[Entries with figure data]
* begin *

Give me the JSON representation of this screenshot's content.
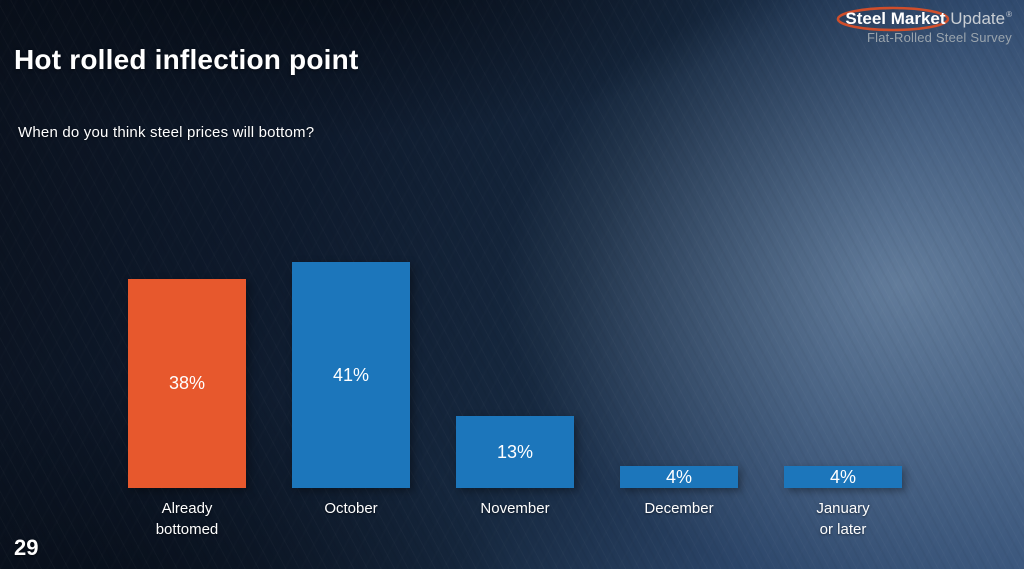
{
  "slide": {
    "title": "Hot rolled inflection point",
    "page_number": "29"
  },
  "logo": {
    "brand_bold": "Steel Market",
    "brand_light": " Update",
    "registered": "®",
    "subtitle": "Flat-Rolled Steel Survey",
    "swoosh_color": "#d94f28"
  },
  "chart_data": {
    "type": "bar",
    "title": "When do you think steel prices will bottom?",
    "categories": [
      "Already\nbottomed",
      "October",
      "November",
      "December",
      "January\nor later"
    ],
    "values": [
      38,
      41,
      13,
      4,
      4
    ],
    "value_labels": [
      "38%",
      "41%",
      "13%",
      "4%",
      "4%"
    ],
    "bar_colors": [
      "#E7582D",
      "#1C76BB",
      "#1C76BB",
      "#1C76BB",
      "#1C76BB"
    ],
    "xlabel": "",
    "ylabel": "",
    "ylim": [
      0,
      45
    ],
    "grid": false,
    "legend": false
  },
  "colors": {
    "accent_orange": "#E7582D",
    "accent_blue": "#1C76BB",
    "text": "#FFFFFF"
  }
}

* end *

_Problem statement:_ The pictures should not be reproduced; quote all of the other material exactly.

_Result of this exercise:_
Give me the JSON representation of this screenshot's content.
{
  "slide": {
    "title": "Hot rolled inflection point",
    "page_number": "29"
  },
  "logo": {
    "brand_bold": "Steel Market",
    "brand_light": " Update",
    "registered": "®",
    "subtitle": "Flat-Rolled Steel Survey",
    "swoosh_color": "#d94f28"
  },
  "chart_data": {
    "type": "bar",
    "title": "When do you think steel prices will bottom?",
    "categories": [
      "Already\nbottomed",
      "October",
      "November",
      "December",
      "January\nor later"
    ],
    "values": [
      38,
      41,
      13,
      4,
      4
    ],
    "value_labels": [
      "38%",
      "41%",
      "13%",
      "4%",
      "4%"
    ],
    "bar_colors": [
      "#E7582D",
      "#1C76BB",
      "#1C76BB",
      "#1C76BB",
      "#1C76BB"
    ],
    "xlabel": "",
    "ylabel": "",
    "ylim": [
      0,
      45
    ],
    "grid": false,
    "legend": false
  },
  "colors": {
    "accent_orange": "#E7582D",
    "accent_blue": "#1C76BB",
    "text": "#FFFFFF"
  }
}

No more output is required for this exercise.